- What you need to do
Your task is to output all the records below, word for word.
____
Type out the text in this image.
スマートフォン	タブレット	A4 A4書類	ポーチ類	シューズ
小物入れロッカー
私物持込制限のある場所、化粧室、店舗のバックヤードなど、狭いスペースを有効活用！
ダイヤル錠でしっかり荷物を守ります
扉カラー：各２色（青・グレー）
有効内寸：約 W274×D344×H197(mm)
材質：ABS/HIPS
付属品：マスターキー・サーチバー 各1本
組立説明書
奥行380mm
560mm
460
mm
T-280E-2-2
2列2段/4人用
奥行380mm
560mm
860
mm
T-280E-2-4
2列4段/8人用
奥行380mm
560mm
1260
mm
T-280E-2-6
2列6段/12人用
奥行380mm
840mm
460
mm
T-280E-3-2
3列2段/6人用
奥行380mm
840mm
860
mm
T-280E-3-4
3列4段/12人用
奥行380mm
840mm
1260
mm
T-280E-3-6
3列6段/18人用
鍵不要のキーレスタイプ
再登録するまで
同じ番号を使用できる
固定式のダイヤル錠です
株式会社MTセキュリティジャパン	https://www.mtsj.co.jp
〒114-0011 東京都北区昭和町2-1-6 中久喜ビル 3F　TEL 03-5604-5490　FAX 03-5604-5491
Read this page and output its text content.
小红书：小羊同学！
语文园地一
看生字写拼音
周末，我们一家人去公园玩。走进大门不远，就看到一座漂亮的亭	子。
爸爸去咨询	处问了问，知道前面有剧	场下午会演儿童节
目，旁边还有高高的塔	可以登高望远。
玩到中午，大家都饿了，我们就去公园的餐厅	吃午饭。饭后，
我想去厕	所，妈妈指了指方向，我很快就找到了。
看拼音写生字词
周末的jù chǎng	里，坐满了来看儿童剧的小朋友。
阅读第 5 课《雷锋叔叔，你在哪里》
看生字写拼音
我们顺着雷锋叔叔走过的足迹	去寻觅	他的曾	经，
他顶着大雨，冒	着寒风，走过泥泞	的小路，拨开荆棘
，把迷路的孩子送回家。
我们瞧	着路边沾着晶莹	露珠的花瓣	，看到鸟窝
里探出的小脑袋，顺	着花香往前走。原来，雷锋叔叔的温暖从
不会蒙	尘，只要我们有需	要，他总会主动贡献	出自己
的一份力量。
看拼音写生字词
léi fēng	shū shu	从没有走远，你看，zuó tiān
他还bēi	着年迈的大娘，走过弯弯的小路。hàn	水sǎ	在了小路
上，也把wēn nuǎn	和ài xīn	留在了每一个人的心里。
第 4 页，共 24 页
____
- Full output
Type out the text in this image.
スマートフォン	タブレット	A4 A4書類	ポーチ類	シューズ
小物入れロッカー
私物持込制限のある場所、化粧室、店舗のバックヤードなど、狭いスペースを有効活用！
ダイヤル錠でしっかり荷物を守ります
扉カラー：各２色（青・グレー）
有効内寸：約 W274×D344×H197(mm)
材質：ABS/HIPS
付属品：マスターキー・サーチバー 各1本
組立説明書
奥行380mm
560mm
460
mm
T-280E-2-2
2列2段/4人用
奥行380mm
560mm
860
mm
T-280E-2-4
2列4段/8人用
奥行380mm
560mm
1260
mm
T-280E-2-6
2列6段/12人用
奥行380mm
840mm
460
mm
T-280E-3-2
3列2段/6人用
奥行380mm
840mm
860
mm
T-280E-3-4
3列4段/12人用
奥行380mm
840mm
1260
mm
T-280E-3-6
3列6段/18人用
鍵不要のキーレスタイプ
再登録するまで
同じ番号を使用できる
固定式のダイヤル錠です
株式会社MTセキュリティジャパン	https://www.mtsj.co.jp
〒114-0011 東京都北区昭和町2-1-6 中久喜ビル 3F　TEL 03-5604-5490　FAX 03-5604-5491
Read this page and output its text content.
小红书：小羊同学！
语文园地一
看生字写拼音
周末，我们一家人去公园玩。走进大门不远，就看到一座漂亮的亭	子。
爸爸去咨询	处问了问，知道前面有剧	场下午会演儿童节
目，旁边还有高高的塔	可以登高望远。
玩到中午，大家都饿了，我们就去公园的餐厅	吃午饭。饭后，
我想去厕	所，妈妈指了指方向，我很快就找到了。
看拼音写生字词
周末的jù chǎng	里，坐满了来看儿童剧的小朋友。
阅读第 5 课《雷锋叔叔，你在哪里》
看生字写拼音
我们顺着雷锋叔叔走过的足迹	去寻觅	他的曾	经，
他顶着大雨，冒	着寒风，走过泥泞	的小路，拨开荆棘
，把迷路的孩子送回家。
我们瞧	着路边沾着晶莹	露珠的花瓣	，看到鸟窝
里探出的小脑袋，顺	着花香往前走。原来，雷锋叔叔的温暖从
不会蒙	尘，只要我们有需	要，他总会主动贡献	出自己
的一份力量。
看拼音写生字词
léi fēng	shū shu	从没有走远，你看，zuó tiān
他还bēi	着年迈的大娘，走过弯弯的小路。hàn	水sǎ	在了小路
上，也把wēn nuǎn	和ài xīn	留在了每一个人的心里。
第 4 页，共 24 页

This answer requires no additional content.